━━━━━ Extracted records ━━━━━
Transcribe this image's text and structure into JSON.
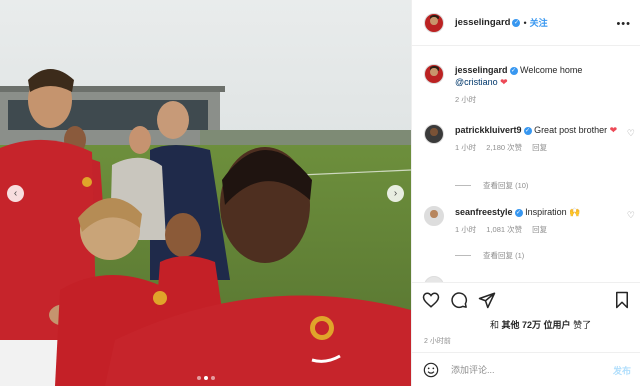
{
  "post": {
    "username": "jesselingard",
    "follow_separator": "•",
    "follow_label": "关注",
    "more_icon": "more-dots-icon"
  },
  "carousel": {
    "prev_icon": "‹",
    "next_icon": "›",
    "slide_count": 3,
    "active_slide": 2
  },
  "caption": {
    "username": "jesselingard",
    "text": "Welcome home",
    "mention": "@cristiano",
    "emoji": "❤",
    "time": "2 小时"
  },
  "comments": [
    {
      "username": "patrickkluivert9",
      "text": "Great post brother",
      "emoji": "❤",
      "time": "1 小时",
      "likes": "2,180 次赞",
      "reply_label": "回复",
      "view_replies": "查看回复 (10)"
    },
    {
      "username": "seanfreestyle",
      "text": "Inspiration",
      "emoji": "🙌",
      "time": "1 小时",
      "likes": "1,081 次赞",
      "reply_label": "回复",
      "view_replies": "查看回复 (1)"
    }
  ],
  "likes": {
    "prefix": "和",
    "count": "其他 72万 位用户",
    "suffix": "赞了"
  },
  "timestamp": "2 小时前",
  "comment_box": {
    "placeholder": "添加评论...",
    "post_label": "发布"
  },
  "colors": {
    "accent": "#3897f0",
    "heart": "#ed4956",
    "muted": "#8e8e8e"
  }
}
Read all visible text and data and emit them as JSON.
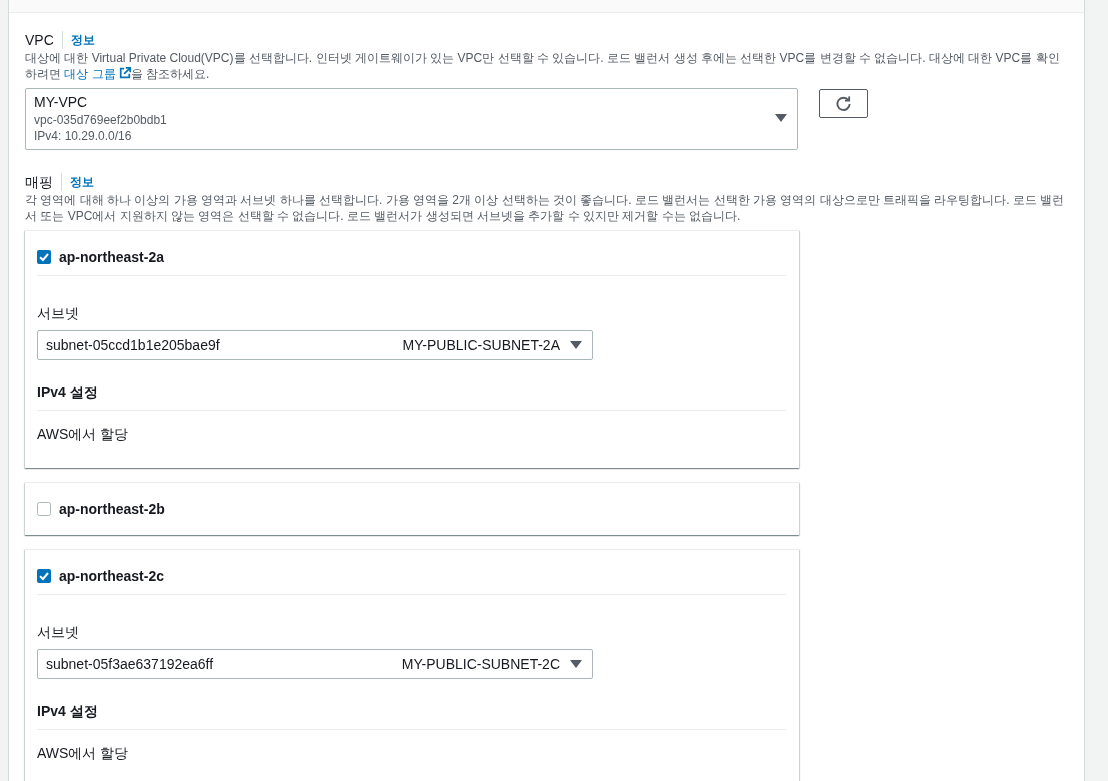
{
  "vpc": {
    "label": "VPC",
    "info_link": "정보",
    "description": {
      "before": "대상에 대한 Virtual Private Cloud(VPC)를 선택합니다. 인터넷 게이트웨이가 있는 VPC만 선택할 수 있습니다. 로드 밸런서 생성 후에는 선택한 VPC를 변경할 수 없습니다. 대상에 대한 VPC를 확인하려면 ",
      "link": "대상 그룹",
      "after": "을 참조하세요."
    },
    "selected": {
      "name": "MY-VPC",
      "id": "vpc-035d769eef2b0bdb1",
      "cidr": "IPv4: 10.29.0.0/16"
    }
  },
  "mapping": {
    "label": "매핑",
    "info_link": "정보",
    "description": "각 영역에 대해 하나 이상의 가용 영역과 서브넷 하나를 선택합니다. 가용 영역을 2개 이상 선택하는 것이 좋습니다. 로드 밸런서는 선택한 가용 영역의 대상으로만 트래픽을 라우팅합니다. 로드 밸런서 또는 VPC에서 지원하지 않는 영역은 선택할 수 없습니다. 로드 밸런서가 생성되면 서브넷을 추가할 수 있지만 제거할 수는 없습니다.",
    "zones": [
      {
        "name": "ap-northeast-2a",
        "checked": true,
        "subnet_label": "서브넷",
        "subnet_id": "subnet-05ccd1b1e205bae9f",
        "subnet_name": "MY-PUBLIC-SUBNET-2A",
        "ipv4_label": "IPv4 설정",
        "ipv4_value": "AWS에서 할당"
      },
      {
        "name": "ap-northeast-2b",
        "checked": false
      },
      {
        "name": "ap-northeast-2c",
        "checked": true,
        "subnet_label": "서브넷",
        "subnet_id": "subnet-05f3ae637192ea6ff",
        "subnet_name": "MY-PUBLIC-SUBNET-2C",
        "ipv4_label": "IPv4 설정",
        "ipv4_value": "AWS에서 할당"
      }
    ]
  }
}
━━━━━
## Given instruction
Copy out all lines above that include the string "JSON".

## Response to the exercise
Transcribe this image's text and structure into JSON.
Read all visible text and data and emit them as JSON.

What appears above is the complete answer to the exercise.